## WRITTEN INSTRUCTION
Extract the listing below in full, unchanged.

Dataset items:
┌──

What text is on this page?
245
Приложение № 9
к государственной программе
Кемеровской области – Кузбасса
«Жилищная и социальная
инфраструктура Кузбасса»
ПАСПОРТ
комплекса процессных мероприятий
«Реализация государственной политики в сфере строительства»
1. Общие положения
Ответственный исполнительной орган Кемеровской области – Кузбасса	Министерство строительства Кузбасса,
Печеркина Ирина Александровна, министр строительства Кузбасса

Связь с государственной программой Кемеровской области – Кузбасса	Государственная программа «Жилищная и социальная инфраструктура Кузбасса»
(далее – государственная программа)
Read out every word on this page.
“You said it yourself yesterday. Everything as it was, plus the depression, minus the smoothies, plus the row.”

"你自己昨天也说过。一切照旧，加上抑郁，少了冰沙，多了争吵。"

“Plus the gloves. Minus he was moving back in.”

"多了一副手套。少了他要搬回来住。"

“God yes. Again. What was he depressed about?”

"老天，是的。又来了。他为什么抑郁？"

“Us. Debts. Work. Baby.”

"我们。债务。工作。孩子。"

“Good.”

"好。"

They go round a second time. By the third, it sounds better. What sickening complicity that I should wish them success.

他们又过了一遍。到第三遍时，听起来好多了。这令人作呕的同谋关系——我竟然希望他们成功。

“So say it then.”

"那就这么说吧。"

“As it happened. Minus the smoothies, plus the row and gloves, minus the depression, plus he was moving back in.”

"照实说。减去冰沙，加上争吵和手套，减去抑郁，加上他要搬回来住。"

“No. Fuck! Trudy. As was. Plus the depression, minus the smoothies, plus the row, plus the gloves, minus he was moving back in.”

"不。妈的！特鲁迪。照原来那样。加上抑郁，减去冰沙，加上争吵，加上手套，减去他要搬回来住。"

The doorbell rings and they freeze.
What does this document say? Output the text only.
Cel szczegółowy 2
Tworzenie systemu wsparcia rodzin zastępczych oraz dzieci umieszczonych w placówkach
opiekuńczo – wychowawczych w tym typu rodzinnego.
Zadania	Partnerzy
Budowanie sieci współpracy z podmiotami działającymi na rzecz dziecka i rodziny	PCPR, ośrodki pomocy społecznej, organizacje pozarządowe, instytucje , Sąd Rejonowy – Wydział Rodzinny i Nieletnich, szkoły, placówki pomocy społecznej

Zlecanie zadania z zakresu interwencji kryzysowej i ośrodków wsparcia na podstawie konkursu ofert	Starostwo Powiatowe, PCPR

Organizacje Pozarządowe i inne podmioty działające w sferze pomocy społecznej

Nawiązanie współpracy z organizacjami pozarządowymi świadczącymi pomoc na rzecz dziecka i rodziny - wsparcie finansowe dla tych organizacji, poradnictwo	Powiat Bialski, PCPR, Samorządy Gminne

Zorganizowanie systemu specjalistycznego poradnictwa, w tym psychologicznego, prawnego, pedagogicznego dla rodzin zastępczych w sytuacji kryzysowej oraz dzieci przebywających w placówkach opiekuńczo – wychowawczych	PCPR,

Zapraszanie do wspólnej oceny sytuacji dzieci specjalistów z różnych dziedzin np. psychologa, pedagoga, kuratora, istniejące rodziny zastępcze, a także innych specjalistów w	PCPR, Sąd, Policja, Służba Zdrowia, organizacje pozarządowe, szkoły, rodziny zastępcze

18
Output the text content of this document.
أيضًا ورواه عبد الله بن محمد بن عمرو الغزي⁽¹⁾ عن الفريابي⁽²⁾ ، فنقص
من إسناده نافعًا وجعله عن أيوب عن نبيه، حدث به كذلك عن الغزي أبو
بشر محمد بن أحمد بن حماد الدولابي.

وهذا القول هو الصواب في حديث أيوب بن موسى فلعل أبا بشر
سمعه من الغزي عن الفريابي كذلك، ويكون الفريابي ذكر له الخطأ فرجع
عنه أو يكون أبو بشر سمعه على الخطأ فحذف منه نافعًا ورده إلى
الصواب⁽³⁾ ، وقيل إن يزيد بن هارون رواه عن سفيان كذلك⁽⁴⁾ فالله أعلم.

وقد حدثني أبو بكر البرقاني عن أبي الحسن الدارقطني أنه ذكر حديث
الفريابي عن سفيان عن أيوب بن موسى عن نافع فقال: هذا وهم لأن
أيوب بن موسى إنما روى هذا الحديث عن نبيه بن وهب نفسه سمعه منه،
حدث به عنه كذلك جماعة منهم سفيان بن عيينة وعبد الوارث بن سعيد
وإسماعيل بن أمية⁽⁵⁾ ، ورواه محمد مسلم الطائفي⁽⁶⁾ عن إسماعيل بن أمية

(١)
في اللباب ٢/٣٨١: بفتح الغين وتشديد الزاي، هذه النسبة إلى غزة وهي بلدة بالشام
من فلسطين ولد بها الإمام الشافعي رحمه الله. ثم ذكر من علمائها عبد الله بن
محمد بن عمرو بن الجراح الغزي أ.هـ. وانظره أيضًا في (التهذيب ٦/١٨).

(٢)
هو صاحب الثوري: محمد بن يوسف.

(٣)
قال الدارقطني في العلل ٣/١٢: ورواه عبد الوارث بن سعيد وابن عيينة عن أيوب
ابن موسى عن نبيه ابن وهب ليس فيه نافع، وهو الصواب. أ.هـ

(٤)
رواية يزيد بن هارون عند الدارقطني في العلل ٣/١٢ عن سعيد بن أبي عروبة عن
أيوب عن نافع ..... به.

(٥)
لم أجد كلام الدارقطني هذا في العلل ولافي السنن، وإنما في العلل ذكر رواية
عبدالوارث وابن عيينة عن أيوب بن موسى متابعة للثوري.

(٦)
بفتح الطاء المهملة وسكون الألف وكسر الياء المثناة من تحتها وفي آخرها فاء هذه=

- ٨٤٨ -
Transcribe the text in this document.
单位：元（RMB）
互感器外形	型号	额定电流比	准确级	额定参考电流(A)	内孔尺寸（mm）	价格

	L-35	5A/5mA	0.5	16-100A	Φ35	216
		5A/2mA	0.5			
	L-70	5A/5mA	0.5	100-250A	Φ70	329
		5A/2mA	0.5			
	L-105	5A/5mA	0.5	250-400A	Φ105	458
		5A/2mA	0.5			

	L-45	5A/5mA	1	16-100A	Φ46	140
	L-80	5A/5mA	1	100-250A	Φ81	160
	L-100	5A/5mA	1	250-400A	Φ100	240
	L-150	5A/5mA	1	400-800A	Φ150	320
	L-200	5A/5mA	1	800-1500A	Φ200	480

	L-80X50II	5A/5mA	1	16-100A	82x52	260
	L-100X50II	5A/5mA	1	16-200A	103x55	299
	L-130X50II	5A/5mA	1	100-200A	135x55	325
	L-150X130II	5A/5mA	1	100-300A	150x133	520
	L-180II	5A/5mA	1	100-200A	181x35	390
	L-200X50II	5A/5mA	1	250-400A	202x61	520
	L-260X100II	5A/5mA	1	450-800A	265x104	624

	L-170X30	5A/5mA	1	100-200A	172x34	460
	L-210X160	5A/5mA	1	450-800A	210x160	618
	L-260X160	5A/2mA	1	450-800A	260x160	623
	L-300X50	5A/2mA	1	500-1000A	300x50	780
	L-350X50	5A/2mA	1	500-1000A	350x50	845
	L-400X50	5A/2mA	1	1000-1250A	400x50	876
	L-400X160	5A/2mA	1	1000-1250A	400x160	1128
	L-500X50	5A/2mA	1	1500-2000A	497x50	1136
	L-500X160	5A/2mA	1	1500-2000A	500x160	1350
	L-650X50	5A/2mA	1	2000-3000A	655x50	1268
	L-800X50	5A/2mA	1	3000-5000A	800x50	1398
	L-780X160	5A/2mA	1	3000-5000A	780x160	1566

└──

## RIGHT ANSWER
What text is on this page?
245
Приложение № 9
к государственной программе
Кемеровской области – Кузбасса
«Жилищная и социальная
инфраструктура Кузбасса»
ПАСПОРТ
комплекса процессных мероприятий
«Реализация государственной политики в сфере строительства»
1. Общие положения
Ответственный исполнительной орган Кемеровской области – Кузбасса	Министерство строительства Кузбасса,
Печеркина Ирина Александровна, министр строительства Кузбасса

Связь с государственной программой Кемеровской области – Кузбасса	Государственная программа «Жилищная и социальная инфраструктура Кузбасса»
(далее – государственная программа)
Read out every word on this page.
“You said it yourself yesterday. Everything as it was, plus the depression, minus the smoothies, plus the row.”

"你自己昨天也说过。一切照旧，加上抑郁，少了冰沙，多了争吵。"

“Plus the gloves. Minus he was moving back in.”

"多了一副手套。少了他要搬回来住。"

“God yes. Again. What was he depressed about?”

"老天，是的。又来了。他为什么抑郁？"

“Us. Debts. Work. Baby.”

"我们。债务。工作。孩子。"

“Good.”

"好。"

They go round a second time. By the third, it sounds better. What sickening complicity that I should wish them success.

他们又过了一遍。到第三遍时，听起来好多了。这令人作呕的同谋关系——我竟然希望他们成功。

“So say it then.”

"那就这么说吧。"

“As it happened. Minus the smoothies, plus the row and gloves, minus the depression, plus he was moving back in.”

"照实说。减去冰沙，加上争吵和手套，减去抑郁，加上他要搬回来住。"

“No. Fuck! Trudy. As was. Plus the depression, minus the smoothies, plus the row, plus the gloves, minus he was moving back in.”

"不。妈的！特鲁迪。照原来那样。加上抑郁，减去冰沙，加上争吵，加上手套，减去他要搬回来住。"

The doorbell rings and they freeze.
What does this document say? Output the text only.
Cel szczegółowy 2
Tworzenie systemu wsparcia rodzin zastępczych oraz dzieci umieszczonych w placówkach
opiekuńczo – wychowawczych w tym typu rodzinnego.
Zadania	Partnerzy
Budowanie sieci współpracy z podmiotami działającymi na rzecz dziecka i rodziny	PCPR, ośrodki pomocy społecznej, organizacje pozarządowe, instytucje , Sąd Rejonowy – Wydział Rodzinny i Nieletnich, szkoły, placówki pomocy społecznej

Zlecanie zadania z zakresu interwencji kryzysowej i ośrodków wsparcia na podstawie konkursu ofert	Starostwo Powiatowe, PCPR

Organizacje Pozarządowe i inne podmioty działające w sferze pomocy społecznej

Nawiązanie współpracy z organizacjami pozarządowymi świadczącymi pomoc na rzecz dziecka i rodziny - wsparcie finansowe dla tych organizacji, poradnictwo	Powiat Bialski, PCPR, Samorządy Gminne

Zorganizowanie systemu specjalistycznego poradnictwa, w tym psychologicznego, prawnego, pedagogicznego dla rodzin zastępczych w sytuacji kryzysowej oraz dzieci przebywających w placówkach opiekuńczo – wychowawczych	PCPR,

Zapraszanie do wspólnej oceny sytuacji dzieci specjalistów z różnych dziedzin np. psychologa, pedagoga, kuratora, istniejące rodziny zastępcze, a także innych specjalistów w	PCPR, Sąd, Policja, Służba Zdrowia, organizacje pozarządowe, szkoły, rodziny zastępcze

18
Output the text content of this document.
أيضًا ورواه عبد الله بن محمد بن عمرو الغزي⁽¹⁾ عن الفريابي⁽²⁾ ، فنقص
من إسناده نافعًا وجعله عن أيوب عن نبيه، حدث به كذلك عن الغزي أبو
بشر محمد بن أحمد بن حماد الدولابي.

وهذا القول هو الصواب في حديث أيوب بن موسى فلعل أبا بشر
سمعه من الغزي عن الفريابي كذلك، ويكون الفريابي ذكر له الخطأ فرجع
عنه أو يكون أبو بشر سمعه على الخطأ فحذف منه نافعًا ورده إلى
الصواب⁽³⁾ ، وقيل إن يزيد بن هارون رواه عن سفيان كذلك⁽⁴⁾ فالله أعلم.

وقد حدثني أبو بكر البرقاني عن أبي الحسن الدارقطني أنه ذكر حديث
الفريابي عن سفيان عن أيوب بن موسى عن نافع فقال: هذا وهم لأن
أيوب بن موسى إنما روى هذا الحديث عن نبيه بن وهب نفسه سمعه منه،
حدث به عنه كذلك جماعة منهم سفيان بن عيينة وعبد الوارث بن سعيد
وإسماعيل بن أمية⁽⁵⁾ ، ورواه محمد مسلم الطائفي⁽⁶⁾ عن إسماعيل بن أمية

(١)
في اللباب ٢/٣٨١: بفتح الغين وتشديد الزاي، هذه النسبة إلى غزة وهي بلدة بالشام
من فلسطين ولد بها الإمام الشافعي رحمه الله. ثم ذكر من علمائها عبد الله بن
محمد بن عمرو بن الجراح الغزي أ.هـ. وانظره أيضًا في (التهذيب ٦/١٨).

(٢)
هو صاحب الثوري: محمد بن يوسف.

(٣)
قال الدارقطني في العلل ٣/١٢: ورواه عبد الوارث بن سعيد وابن عيينة عن أيوب
ابن موسى عن نبيه ابن وهب ليس فيه نافع، وهو الصواب. أ.هـ

(٤)
رواية يزيد بن هارون عند الدارقطني في العلل ٣/١٢ عن سعيد بن أبي عروبة عن
أيوب عن نافع ..... به.

(٥)
لم أجد كلام الدارقطني هذا في العلل ولافي السنن، وإنما في العلل ذكر رواية
عبدالوارث وابن عيينة عن أيوب بن موسى متابعة للثوري.

(٦)
بفتح الطاء المهملة وسكون الألف وكسر الياء المثناة من تحتها وفي آخرها فاء هذه=

- ٨٤٨ -
Transcribe the text in this document.
单位：元（RMB）
互感器外形	型号	额定电流比	准确级	额定参考电流(A)	内孔尺寸（mm）	价格

	L-35	5A/5mA	0.5	16-100A	Φ35	216
		5A/2mA	0.5			
	L-70	5A/5mA	0.5	100-250A	Φ70	329
		5A/2mA	0.5			
	L-105	5A/5mA	0.5	250-400A	Φ105	458
		5A/2mA	0.5			

	L-45	5A/5mA	1	16-100A	Φ46	140
	L-80	5A/5mA	1	100-250A	Φ81	160
	L-100	5A/5mA	1	250-400A	Φ100	240
	L-150	5A/5mA	1	400-800A	Φ150	320
	L-200	5A/5mA	1	800-1500A	Φ200	480

	L-80X50II	5A/5mA	1	16-100A	82x52	260
	L-100X50II	5A/5mA	1	16-200A	103x55	299
	L-130X50II	5A/5mA	1	100-200A	135x55	325
	L-150X130II	5A/5mA	1	100-300A	150x133	520
	L-180II	5A/5mA	1	100-200A	181x35	390
	L-200X50II	5A/5mA	1	250-400A	202x61	520
	L-260X100II	5A/5mA	1	450-800A	265x104	624

	L-170X30	5A/5mA	1	100-200A	172x34	460
	L-210X160	5A/5mA	1	450-800A	210x160	618
	L-260X160	5A/2mA	1	450-800A	260x160	623
	L-300X50	5A/2mA	1	500-1000A	300x50	780
	L-350X50	5A/2mA	1	500-1000A	350x50	845
	L-400X50	5A/2mA	1	1000-1250A	400x50	876
	L-400X160	5A/2mA	1	1000-1250A	400x160	1128
	L-500X50	5A/2mA	1	1500-2000A	497x50	1136
	L-500X160	5A/2mA	1	1500-2000A	500x160	1350
	L-650X50	5A/2mA	1	2000-3000A	655x50	1268
	L-800X50	5A/2mA	1	3000-5000A	800x50	1398
	L-780X160	5A/2mA	1	3000-5000A	780x160	1566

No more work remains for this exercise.